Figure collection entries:
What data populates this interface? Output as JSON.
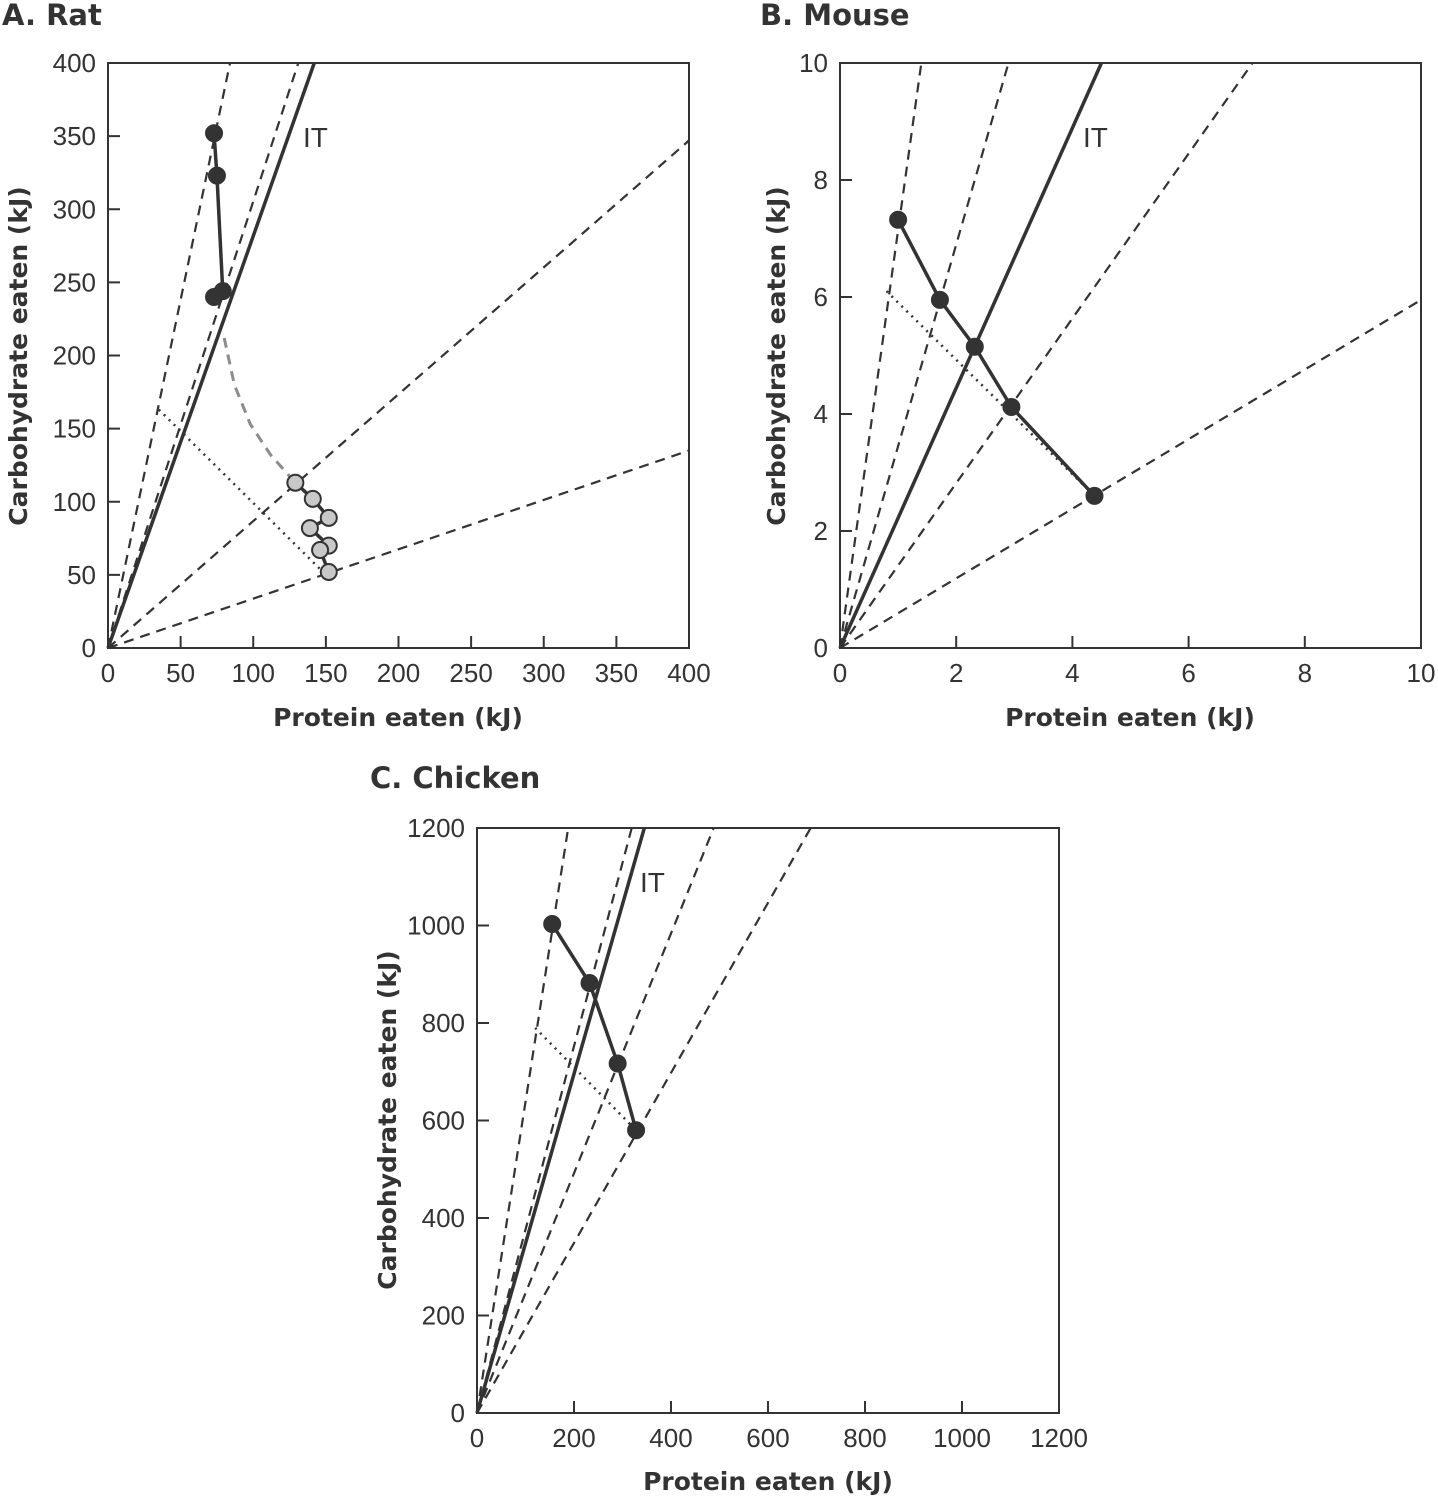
{
  "chart_data": [
    {
      "type": "line",
      "title": "A. Rat",
      "xlabel": "Protein eaten (kJ)",
      "ylabel": "Carbohydrate eaten (kJ)",
      "xlim": [
        0,
        400
      ],
      "ylim": [
        0,
        400
      ],
      "xticks": [
        "0",
        "50",
        "100",
        "150",
        "200",
        "250",
        "300",
        "350",
        "400"
      ],
      "yticks": [
        "0",
        "50",
        "100",
        "150",
        "200",
        "250",
        "300",
        "350",
        "400"
      ],
      "grid": false,
      "annotation": "IT",
      "rails_dashed": [
        {
          "x": [
            0,
            84
          ],
          "y": [
            0,
            400
          ]
        },
        {
          "x": [
            0,
            131
          ],
          "y": [
            0,
            400
          ]
        },
        {
          "x": [
            0,
            400
          ],
          "y": [
            0,
            347
          ]
        },
        {
          "x": [
            0,
            400
          ],
          "y": [
            0,
            135
          ]
        }
      ],
      "rail_solid": {
        "x": [
          0,
          142
        ],
        "y": [
          0,
          400
        ]
      },
      "series": [
        {
          "style": "filled-black",
          "x": [
            73,
            75,
            79,
            73
          ],
          "y": [
            352,
            323,
            244,
            240
          ]
        },
        {
          "style": "filled-gray",
          "x": [
            129,
            141,
            152,
            139,
            152,
            146,
            152
          ],
          "y": [
            113,
            102,
            89,
            82,
            70,
            67,
            52
          ]
        }
      ],
      "dotted_line": {
        "x": [
          35,
          148
        ],
        "y": [
          163,
          52
        ]
      },
      "gray_dashed_curve": {
        "x": [
          80,
          87,
          98,
          112,
          129
        ],
        "y": [
          212,
          180,
          153,
          132,
          113
        ]
      }
    },
    {
      "type": "line",
      "title": "B. Mouse",
      "xlabel": "Protein eaten (kJ)",
      "ylabel": "Carbohydrate eaten (kJ)",
      "xlim": [
        0,
        10
      ],
      "ylim": [
        0,
        10
      ],
      "xticks": [
        "0",
        "2",
        "4",
        "6",
        "8",
        "10"
      ],
      "yticks": [
        "0",
        "2",
        "4",
        "6",
        "8",
        "10"
      ],
      "grid": false,
      "annotation": "IT",
      "rails_dashed": [
        {
          "x": [
            0,
            1.4
          ],
          "y": [
            0,
            10
          ]
        },
        {
          "x": [
            0,
            2.9
          ],
          "y": [
            0,
            10
          ]
        },
        {
          "x": [
            0,
            7.1
          ],
          "y": [
            0,
            10
          ]
        },
        {
          "x": [
            0,
            10
          ],
          "y": [
            0,
            5.95
          ]
        }
      ],
      "rail_solid": {
        "x": [
          0,
          4.5
        ],
        "y": [
          0,
          10
        ]
      },
      "series": [
        {
          "style": "filled-black",
          "x": [
            1.0,
            1.72,
            2.32,
            2.95,
            4.38
          ],
          "y": [
            7.32,
            5.95,
            5.15,
            4.12,
            2.6
          ]
        }
      ],
      "dotted_line": {
        "x": [
          0.8,
          4.38
        ],
        "y": [
          6.1,
          2.6
        ]
      }
    },
    {
      "type": "line",
      "title": "C. Chicken",
      "xlabel": "Protein eaten (kJ)",
      "ylabel": "Carbohydrate eaten (kJ)",
      "xlim": [
        0,
        1200
      ],
      "ylim": [
        0,
        1200
      ],
      "xticks": [
        "0",
        "200",
        "400",
        "600",
        "800",
        "1000",
        "1200"
      ],
      "yticks": [
        "0",
        "200",
        "400",
        "600",
        "800",
        "1000",
        "1200"
      ],
      "grid": false,
      "annotation": "IT",
      "rails_dashed": [
        {
          "x": [
            0,
            188
          ],
          "y": [
            0,
            1200
          ]
        },
        {
          "x": [
            0,
            319
          ],
          "y": [
            0,
            1200
          ]
        },
        {
          "x": [
            0,
            488
          ],
          "y": [
            0,
            1200
          ]
        },
        {
          "x": [
            0,
            688
          ],
          "y": [
            0,
            1200
          ]
        }
      ],
      "rail_solid": {
        "x": [
          0,
          345
        ],
        "y": [
          0,
          1200
        ]
      },
      "series": [
        {
          "style": "filled-black",
          "x": [
            155,
            232,
            290,
            328
          ],
          "y": [
            1003,
            882,
            717,
            580
          ]
        }
      ],
      "dotted_line": {
        "x": [
          120,
          328
        ],
        "y": [
          790,
          580
        ]
      }
    }
  ]
}
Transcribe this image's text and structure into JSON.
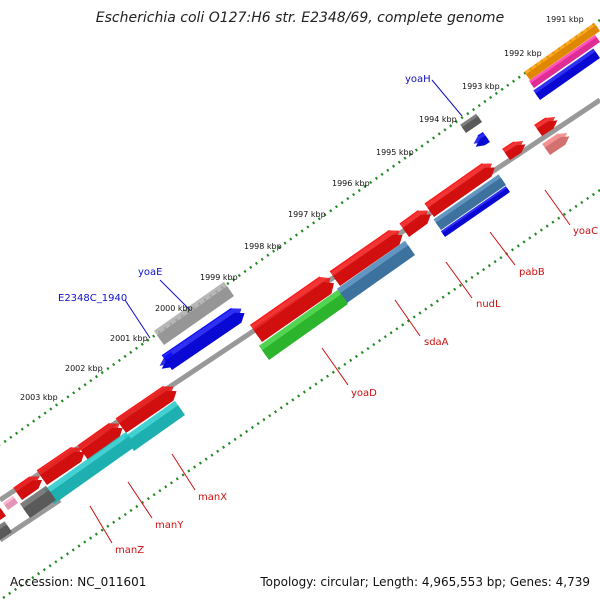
{
  "title": "Escherichia coli O127:H6 str. E2348/69, complete genome",
  "ticks": [
    "1991 kbp",
    "1992 kbp",
    "1993 kbp",
    "1994 kbp",
    "1995 kbp",
    "1996 kbp",
    "1997 kbp",
    "1998 kbp",
    "1999 kbp",
    "2000 kbp",
    "2001 kbp",
    "2002 kbp",
    "2003 kbp"
  ],
  "gene_labels": {
    "yoaH": "yoaH",
    "yoaE": "yoaE",
    "e2348c_1940": "E2348C_1940",
    "yoaC": "yoaC",
    "pabB": "pabB",
    "nudL": "nudL",
    "sdaA": "sdaA",
    "yoaD": "yoaD",
    "manX": "manX",
    "manY": "manY",
    "manZ": "manZ"
  },
  "colors": {
    "plus_strand_label": "#1010cc",
    "minus_strand_label": "#cc1010",
    "red": "#ee1111",
    "blue": "#0a0af0",
    "cyan": "#22c8c8",
    "green": "#33cc33",
    "steel": "#4682b4",
    "gray": "#aaaaaa",
    "darkgray": "#666666",
    "orange": "#ff9900",
    "magenta": "#ff33aa",
    "pink": "#ffaacc",
    "salmon": "#f08080",
    "backbone": "#888888",
    "tick": "#228822"
  },
  "footer": {
    "accession": "Accession: NC_011601",
    "summary": "Topology: circular; Length: 4,965,553 bp; Genes: 4,739"
  }
}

# INSTRUCTIONS TO FOLLOW:
An exact copy of every line above, minus the pictures, is the required output.

# REPLY TO THE TASK:
What data populates this interface? Output as JSON.
{
  "chart_data": [
    {
      "type": "line",
      "title": "A. Rat",
      "xlabel": "Protein eaten (kJ)",
      "ylabel": "Carbohydrate eaten (kJ)",
      "xlim": [
        0,
        400
      ],
      "ylim": [
        0,
        400
      ],
      "xticks": [
        "0",
        "50",
        "100",
        "150",
        "200",
        "250",
        "300",
        "350",
        "400"
      ],
      "yticks": [
        "0",
        "50",
        "100",
        "150",
        "200",
        "250",
        "300",
        "350",
        "400"
      ],
      "grid": false,
      "annotation": "IT",
      "rails_dashed": [
        {
          "x": [
            0,
            84
          ],
          "y": [
            0,
            400
          ]
        },
        {
          "x": [
            0,
            131
          ],
          "y": [
            0,
            400
          ]
        },
        {
          "x": [
            0,
            400
          ],
          "y": [
            0,
            347
          ]
        },
        {
          "x": [
            0,
            400
          ],
          "y": [
            0,
            135
          ]
        }
      ],
      "rail_solid": {
        "x": [
          0,
          142
        ],
        "y": [
          0,
          400
        ]
      },
      "series": [
        {
          "style": "filled-black",
          "x": [
            73,
            75,
            79,
            73
          ],
          "y": [
            352,
            323,
            244,
            240
          ]
        },
        {
          "style": "filled-gray",
          "x": [
            129,
            141,
            152,
            139,
            152,
            146,
            152
          ],
          "y": [
            113,
            102,
            89,
            82,
            70,
            67,
            52
          ]
        }
      ],
      "dotted_line": {
        "x": [
          35,
          148
        ],
        "y": [
          163,
          52
        ]
      },
      "gray_dashed_curve": {
        "x": [
          80,
          87,
          98,
          112,
          129
        ],
        "y": [
          212,
          180,
          153,
          132,
          113
        ]
      }
    },
    {
      "type": "line",
      "title": "B. Mouse",
      "xlabel": "Protein eaten (kJ)",
      "ylabel": "Carbohydrate eaten (kJ)",
      "xlim": [
        0,
        10
      ],
      "ylim": [
        0,
        10
      ],
      "xticks": [
        "0",
        "2",
        "4",
        "6",
        "8",
        "10"
      ],
      "yticks": [
        "0",
        "2",
        "4",
        "6",
        "8",
        "10"
      ],
      "grid": false,
      "annotation": "IT",
      "rails_dashed": [
        {
          "x": [
            0,
            1.4
          ],
          "y": [
            0,
            10
          ]
        },
        {
          "x": [
            0,
            2.9
          ],
          "y": [
            0,
            10
          ]
        },
        {
          "x": [
            0,
            7.1
          ],
          "y": [
            0,
            10
          ]
        },
        {
          "x": [
            0,
            10
          ],
          "y": [
            0,
            5.95
          ]
        }
      ],
      "rail_solid": {
        "x": [
          0,
          4.5
        ],
        "y": [
          0,
          10
        ]
      },
      "series": [
        {
          "style": "filled-black",
          "x": [
            1.0,
            1.72,
            2.32,
            2.95,
            4.38
          ],
          "y": [
            7.32,
            5.95,
            5.15,
            4.12,
            2.6
          ]
        }
      ],
      "dotted_line": {
        "x": [
          0.8,
          4.38
        ],
        "y": [
          6.1,
          2.6
        ]
      }
    },
    {
      "type": "line",
      "title": "C. Chicken",
      "xlabel": "Protein eaten (kJ)",
      "ylabel": "Carbohydrate eaten (kJ)",
      "xlim": [
        0,
        1200
      ],
      "ylim": [
        0,
        1200
      ],
      "xticks": [
        "0",
        "200",
        "400",
        "600",
        "800",
        "1000",
        "1200"
      ],
      "yticks": [
        "0",
        "200",
        "400",
        "600",
        "800",
        "1000",
        "1200"
      ],
      "grid": false,
      "annotation": "IT",
      "rails_dashed": [
        {
          "x": [
            0,
            188
          ],
          "y": [
            0,
            1200
          ]
        },
        {
          "x": [
            0,
            319
          ],
          "y": [
            0,
            1200
          ]
        },
        {
          "x": [
            0,
            488
          ],
          "y": [
            0,
            1200
          ]
        },
        {
          "x": [
            0,
            688
          ],
          "y": [
            0,
            1200
          ]
        }
      ],
      "rail_solid": {
        "x": [
          0,
          345
        ],
        "y": [
          0,
          1200
        ]
      },
      "series": [
        {
          "style": "filled-black",
          "x": [
            155,
            232,
            290,
            328
          ],
          "y": [
            1003,
            882,
            717,
            580
          ]
        }
      ],
      "dotted_line": {
        "x": [
          120,
          328
        ],
        "y": [
          790,
          580
        ]
      }
    }
  ]
}
Transcribe this image's text and structure into JSON.
{
  "title": "Escherichia coli O127:H6 str. E2348/69, complete genome",
  "ticks": [
    "1991 kbp",
    "1992 kbp",
    "1993 kbp",
    "1994 kbp",
    "1995 kbp",
    "1996 kbp",
    "1997 kbp",
    "1998 kbp",
    "1999 kbp",
    "2000 kbp",
    "2001 kbp",
    "2002 kbp",
    "2003 kbp"
  ],
  "gene_labels": {
    "yoaH": "yoaH",
    "yoaE": "yoaE",
    "e2348c_1940": "E2348C_1940",
    "yoaC": "yoaC",
    "pabB": "pabB",
    "nudL": "nudL",
    "sdaA": "sdaA",
    "yoaD": "yoaD",
    "manX": "manX",
    "manY": "manY",
    "manZ": "manZ"
  },
  "colors": {
    "plus_strand_label": "#1010cc",
    "minus_strand_label": "#cc1010",
    "red": "#ee1111",
    "blue": "#0a0af0",
    "cyan": "#22c8c8",
    "green": "#33cc33",
    "steel": "#4682b4",
    "gray": "#aaaaaa",
    "darkgray": "#666666",
    "orange": "#ff9900",
    "magenta": "#ff33aa",
    "pink": "#ffaacc",
    "salmon": "#f08080",
    "backbone": "#888888",
    "tick": "#228822"
  },
  "footer": {
    "accession": "Accession: NC_011601",
    "summary": "Topology: circular; Length: 4,965,553 bp; Genes: 4,739"
  }
}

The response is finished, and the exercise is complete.